+++ SOURCE EXTRACT +++

Editing to add some of the Information’s reporting: > Speaking at a panel at Davos moderated by The Information CEO Jessica Lessin, Friar suggested that in the field of drug discovery, her company could, for instance, take a “license to the drug that is discovered” using OpenAI’s technology. In other words, OpenAI would take a profit-sharing stake in the financial upside its AI creates for customers.

> Friar is no doubt familiar with older AI drug discovery firms such as Recursion that struck deals with pharmaceutical firms to give them big bounties for successful drugs identified by their tech. There aren’t many, if any, examples of such successes yet, though.

> OpenAI isn’t the only firm eyeing this opportunity. Its rivals Anthropic, Google DeepMind and Isomorphic Labs, an Alphabet subsidiary focusing on using AI for drug discovery, have also held discussions with early-stage biotechnology startups about data licensing or partnerships.

grammarxcore | 17 hours ago

We have the same insight into the sources as we do OpenAI’s finances.

+++ SUPPLIED DATA +++

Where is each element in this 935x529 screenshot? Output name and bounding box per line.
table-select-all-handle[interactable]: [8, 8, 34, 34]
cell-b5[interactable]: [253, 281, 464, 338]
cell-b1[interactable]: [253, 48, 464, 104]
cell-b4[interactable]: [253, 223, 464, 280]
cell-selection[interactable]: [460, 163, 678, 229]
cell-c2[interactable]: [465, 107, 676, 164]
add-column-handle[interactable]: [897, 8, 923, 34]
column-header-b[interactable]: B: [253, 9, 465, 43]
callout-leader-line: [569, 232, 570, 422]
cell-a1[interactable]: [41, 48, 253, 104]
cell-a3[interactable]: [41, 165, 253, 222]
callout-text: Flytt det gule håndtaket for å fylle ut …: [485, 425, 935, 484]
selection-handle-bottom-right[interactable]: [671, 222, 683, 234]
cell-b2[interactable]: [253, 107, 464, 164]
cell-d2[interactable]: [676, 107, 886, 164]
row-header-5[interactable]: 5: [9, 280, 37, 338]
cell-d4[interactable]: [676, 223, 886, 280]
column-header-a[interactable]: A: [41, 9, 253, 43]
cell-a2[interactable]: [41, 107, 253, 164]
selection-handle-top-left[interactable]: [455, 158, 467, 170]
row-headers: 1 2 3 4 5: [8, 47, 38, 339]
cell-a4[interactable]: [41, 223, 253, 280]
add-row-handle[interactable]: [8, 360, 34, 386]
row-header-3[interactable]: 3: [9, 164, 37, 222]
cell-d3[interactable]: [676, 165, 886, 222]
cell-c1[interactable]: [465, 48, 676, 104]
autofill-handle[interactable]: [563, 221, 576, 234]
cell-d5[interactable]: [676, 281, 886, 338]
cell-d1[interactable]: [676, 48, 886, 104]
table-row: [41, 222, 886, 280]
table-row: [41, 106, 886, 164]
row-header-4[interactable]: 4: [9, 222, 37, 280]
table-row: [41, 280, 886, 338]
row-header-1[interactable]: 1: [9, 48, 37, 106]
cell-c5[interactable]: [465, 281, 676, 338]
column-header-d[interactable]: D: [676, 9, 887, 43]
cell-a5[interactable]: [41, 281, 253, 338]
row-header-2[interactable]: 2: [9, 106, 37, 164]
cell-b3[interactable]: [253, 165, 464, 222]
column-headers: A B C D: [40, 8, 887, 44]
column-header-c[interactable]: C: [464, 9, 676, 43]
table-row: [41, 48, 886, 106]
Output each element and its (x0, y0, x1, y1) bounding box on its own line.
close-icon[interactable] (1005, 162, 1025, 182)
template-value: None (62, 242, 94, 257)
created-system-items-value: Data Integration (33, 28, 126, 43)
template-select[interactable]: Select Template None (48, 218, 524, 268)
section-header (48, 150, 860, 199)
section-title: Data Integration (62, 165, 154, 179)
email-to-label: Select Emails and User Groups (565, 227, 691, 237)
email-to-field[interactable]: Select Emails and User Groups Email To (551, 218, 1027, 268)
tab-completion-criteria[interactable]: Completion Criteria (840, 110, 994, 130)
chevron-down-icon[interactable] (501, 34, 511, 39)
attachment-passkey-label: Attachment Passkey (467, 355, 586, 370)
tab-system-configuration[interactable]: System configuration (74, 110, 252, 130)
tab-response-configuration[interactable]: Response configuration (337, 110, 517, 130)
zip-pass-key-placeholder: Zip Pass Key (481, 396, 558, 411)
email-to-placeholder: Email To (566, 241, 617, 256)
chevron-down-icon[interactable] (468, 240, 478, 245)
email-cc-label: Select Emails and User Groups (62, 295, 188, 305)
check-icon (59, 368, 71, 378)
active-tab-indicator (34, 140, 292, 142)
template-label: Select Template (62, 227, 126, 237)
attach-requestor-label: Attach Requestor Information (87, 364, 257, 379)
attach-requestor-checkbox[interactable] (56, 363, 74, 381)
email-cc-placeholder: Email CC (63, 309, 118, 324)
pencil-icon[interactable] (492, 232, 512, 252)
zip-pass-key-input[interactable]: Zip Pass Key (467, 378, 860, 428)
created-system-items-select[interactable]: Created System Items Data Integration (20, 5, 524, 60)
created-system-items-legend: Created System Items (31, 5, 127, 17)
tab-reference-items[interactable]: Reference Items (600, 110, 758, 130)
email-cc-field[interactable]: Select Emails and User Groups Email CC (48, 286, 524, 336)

+++

* _PROBLEMS TO WORK ON_
a - From the excerpt about OpenAI and drug discovery, return the stretch from "Editing to add" through "successes yet, though." with no changes.
b - In the excerpt about OpenAI and drug discovery, who moderated the Davos panel where Friar spoke?

* _COMPLETED EXERCISE_
a -
Editing to add some of the Information’s reporting: > Speaking at a panel at Davos moderated by The Information CEO Jessica Lessin, Friar suggested that in the field of drug discovery, her company could, for instance, take a “license to the drug that is discovered” using OpenAI’s technology. In other words, OpenAI would take a profit-sharing stake in the financial upside its AI creates for customers.

> Friar is no doubt familiar with older AI drug discovery firms such as Recursion that struck deals with pharmaceutical firms to give them big bounties for successful drugs identified by their tech. There aren’t many, if any, examples of such successes yet, though.

b - Jessica Lessin, CEO of The Information.